§ **DATASET EXCERPTS**
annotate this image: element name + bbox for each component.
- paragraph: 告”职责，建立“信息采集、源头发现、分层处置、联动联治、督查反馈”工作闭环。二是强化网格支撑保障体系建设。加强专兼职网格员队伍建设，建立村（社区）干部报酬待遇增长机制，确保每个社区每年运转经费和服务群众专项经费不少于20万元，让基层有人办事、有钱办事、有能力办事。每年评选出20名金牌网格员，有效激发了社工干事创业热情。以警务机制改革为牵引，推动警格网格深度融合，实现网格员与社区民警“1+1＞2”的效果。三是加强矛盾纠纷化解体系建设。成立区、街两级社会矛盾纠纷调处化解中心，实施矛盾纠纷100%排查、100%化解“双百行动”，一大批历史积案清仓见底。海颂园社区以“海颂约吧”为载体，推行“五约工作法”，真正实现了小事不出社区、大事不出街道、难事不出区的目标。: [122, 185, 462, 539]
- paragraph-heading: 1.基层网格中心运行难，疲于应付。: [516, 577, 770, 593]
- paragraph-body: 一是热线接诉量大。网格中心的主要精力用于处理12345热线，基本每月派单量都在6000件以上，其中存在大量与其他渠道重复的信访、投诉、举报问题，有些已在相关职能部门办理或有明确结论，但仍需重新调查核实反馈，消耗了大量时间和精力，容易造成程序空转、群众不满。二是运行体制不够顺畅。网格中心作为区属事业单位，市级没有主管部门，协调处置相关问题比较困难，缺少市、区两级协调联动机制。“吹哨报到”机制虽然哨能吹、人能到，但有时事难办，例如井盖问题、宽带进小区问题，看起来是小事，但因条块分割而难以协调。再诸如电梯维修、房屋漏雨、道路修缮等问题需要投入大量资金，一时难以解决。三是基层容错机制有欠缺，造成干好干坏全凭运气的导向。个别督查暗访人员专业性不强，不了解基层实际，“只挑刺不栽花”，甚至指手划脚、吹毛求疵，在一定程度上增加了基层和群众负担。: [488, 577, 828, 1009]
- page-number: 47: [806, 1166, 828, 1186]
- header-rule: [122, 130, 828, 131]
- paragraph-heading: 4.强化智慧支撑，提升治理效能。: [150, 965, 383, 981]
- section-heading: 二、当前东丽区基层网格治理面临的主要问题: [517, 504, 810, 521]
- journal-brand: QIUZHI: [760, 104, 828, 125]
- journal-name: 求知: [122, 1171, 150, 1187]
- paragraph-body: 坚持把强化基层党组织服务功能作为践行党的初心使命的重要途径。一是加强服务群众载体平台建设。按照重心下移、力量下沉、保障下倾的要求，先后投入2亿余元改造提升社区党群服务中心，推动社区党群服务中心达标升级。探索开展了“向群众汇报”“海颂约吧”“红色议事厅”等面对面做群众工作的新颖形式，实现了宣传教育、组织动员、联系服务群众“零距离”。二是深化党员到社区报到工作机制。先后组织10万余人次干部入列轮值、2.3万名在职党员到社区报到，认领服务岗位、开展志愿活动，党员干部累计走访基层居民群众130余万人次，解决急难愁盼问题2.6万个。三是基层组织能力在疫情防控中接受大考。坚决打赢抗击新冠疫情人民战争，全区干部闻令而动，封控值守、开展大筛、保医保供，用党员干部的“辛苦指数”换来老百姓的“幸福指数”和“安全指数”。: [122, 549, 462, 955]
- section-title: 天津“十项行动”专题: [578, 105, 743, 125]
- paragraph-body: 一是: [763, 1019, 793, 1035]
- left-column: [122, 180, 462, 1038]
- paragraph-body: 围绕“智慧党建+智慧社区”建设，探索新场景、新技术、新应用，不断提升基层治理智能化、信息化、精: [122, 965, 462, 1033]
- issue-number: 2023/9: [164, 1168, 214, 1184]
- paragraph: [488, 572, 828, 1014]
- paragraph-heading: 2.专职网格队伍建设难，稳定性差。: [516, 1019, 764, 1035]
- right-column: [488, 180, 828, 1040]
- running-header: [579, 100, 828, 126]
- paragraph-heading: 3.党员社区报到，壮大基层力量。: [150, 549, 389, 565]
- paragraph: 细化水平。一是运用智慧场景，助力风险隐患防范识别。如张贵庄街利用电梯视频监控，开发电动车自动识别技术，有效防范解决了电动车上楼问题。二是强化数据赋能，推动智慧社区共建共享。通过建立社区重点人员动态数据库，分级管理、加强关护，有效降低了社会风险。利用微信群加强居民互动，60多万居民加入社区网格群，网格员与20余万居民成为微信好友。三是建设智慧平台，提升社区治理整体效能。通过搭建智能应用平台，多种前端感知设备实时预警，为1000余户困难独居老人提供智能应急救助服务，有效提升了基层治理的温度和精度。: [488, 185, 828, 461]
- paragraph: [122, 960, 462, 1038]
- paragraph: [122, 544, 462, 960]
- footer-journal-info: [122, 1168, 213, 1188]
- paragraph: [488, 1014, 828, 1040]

§ **AIM OF THE TASK**
Quote the material above verbatim, reproducing every line in its original order.

§ **TASK SOLUTION**
annotate this image: element name + bbox for each component.
- paragraph: 告”职责，建立“信息采集、源头发现、分层处置、联动联治、督查反馈”工作闭环。二是强化网格支撑保障体系建设。加强专兼职网格员队伍建设，建立村（社区）干部报酬待遇增长机制，确保每个社区每年运转经费和服务群众专项经费不少于20万元，让基层有人办事、有钱办事、有能力办事。每年评选出20名金牌网格员，有效激发了社工干事创业热情。以警务机制改革为牵引，推动警格网格深度融合，实现网格员与社区民警“1+1＞2”的效果。三是加强矛盾纠纷化解体系建设。成立区、街两级社会矛盾纠纷调处化解中心，实施矛盾纠纷100%排查、100%化解“双百行动”，一大批历史积案清仓见底。海颂园社区以“海颂约吧”为载体，推行“五约工作法”，真正实现了小事不出社区、大事不出街道、难事不出区的目标。: [122, 185, 462, 539]
- paragraph-heading: 1.基层网格中心运行难，疲于应付。: [516, 577, 770, 593]
- paragraph-body: 一是热线接诉量大。网格中心的主要精力用于处理12345热线，基本每月派单量都在6000件以上，其中存在大量与其他渠道重复的信访、投诉、举报问题，有些已在相关职能部门办理或有明确结论，但仍需重新调查核实反馈，消耗了大量时间和精力，容易造成程序空转、群众不满。二是运行体制不够顺畅。网格中心作为区属事业单位，市级没有主管部门，协调处置相关问题比较困难，缺少市、区两级协调联动机制。“吹哨报到”机制虽然哨能吹、人能到，但有时事难办，例如井盖问题、宽带进小区问题，看起来是小事，但因条块分割而难以协调。再诸如电梯维修、房屋漏雨、道路修缮等问题需要投入大量资金，一时难以解决。三是基层容错机制有欠缺，造成干好干坏全凭运气的导向。个别督查暗访人员专业性不强，不了解基层实际，“只挑刺不栽花”，甚至指手划脚、吹毛求疵，在一定程度上增加了基层和群众负担。: [488, 577, 828, 1009]
- page-number: 47: [806, 1166, 828, 1186]
- header-rule: [122, 130, 828, 131]
- paragraph-heading: 4.强化智慧支撑，提升治理效能。: [150, 965, 383, 981]
- section-heading: 二、当前东丽区基层网格治理面临的主要问题: [517, 504, 810, 521]
- journal-brand: QIUZHI: [760, 104, 828, 125]
- journal-name: 求知: [122, 1171, 150, 1187]
- paragraph-body: 坚持把强化基层党组织服务功能作为践行党的初心使命的重要途径。一是加强服务群众载体平台建设。按照重心下移、力量下沉、保障下倾的要求，先后投入2亿余元改造提升社区党群服务中心，推动社区党群服务中心达标升级。探索开展了“向群众汇报”“海颂约吧”“红色议事厅”等面对面做群众工作的新颖形式，实现了宣传教育、组织动员、联系服务群众“零距离”。二是深化党员到社区报到工作机制。先后组织10万余人次干部入列轮值、2.3万名在职党员到社区报到，认领服务岗位、开展志愿活动，党员干部累计走访基层居民群众130余万人次，解决急难愁盼问题2.6万个。三是基层组织能力在疫情防控中接受大考。坚决打赢抗击新冠疫情人民战争，全区干部闻令而动，封控值守、开展大筛、保医保供，用党员干部的“辛苦指数”换来老百姓的“幸福指数”和“安全指数”。: [122, 549, 462, 955]
- section-title: 天津“十项行动”专题: [578, 105, 743, 125]
- paragraph-body: 一是: [763, 1019, 793, 1035]
- left-column: [122, 180, 462, 1038]
- paragraph-body: 围绕“智慧党建+智慧社区”建设，探索新场景、新技术、新应用，不断提升基层治理智能化、信息化、精: [122, 965, 462, 1033]
- issue-number: 2023/9: [164, 1168, 214, 1184]
- paragraph: [488, 572, 828, 1014]
- paragraph-heading: 2.专职网格队伍建设难，稳定性差。: [516, 1019, 764, 1035]
- right-column: [488, 180, 828, 1040]
- running-header: [579, 100, 828, 126]
- paragraph-heading: 3.党员社区报到，壮大基层力量。: [150, 549, 389, 565]
- paragraph: 细化水平。一是运用智慧场景，助力风险隐患防范识别。如张贵庄街利用电梯视频监控，开发电动车自动识别技术，有效防范解决了电动车上楼问题。二是强化数据赋能，推动智慧社区共建共享。通过建立社区重点人员动态数据库，分级管理、加强关护，有效降低了社会风险。利用微信群加强居民互动，60多万居民加入社区网格群，网格员与20余万居民成为微信好友。三是建设智慧平台，提升社区治理整体效能。通过搭建智能应用平台，多种前端感知设备实时预警，为1000余户困难独居老人提供智能应急救助服务，有效提升了基层治理的温度和精度。: [488, 185, 828, 461]
- paragraph: [122, 960, 462, 1038]
- paragraph: [122, 544, 462, 960]
- footer-journal-info: [122, 1168, 213, 1188]
- paragraph: [488, 1014, 828, 1040]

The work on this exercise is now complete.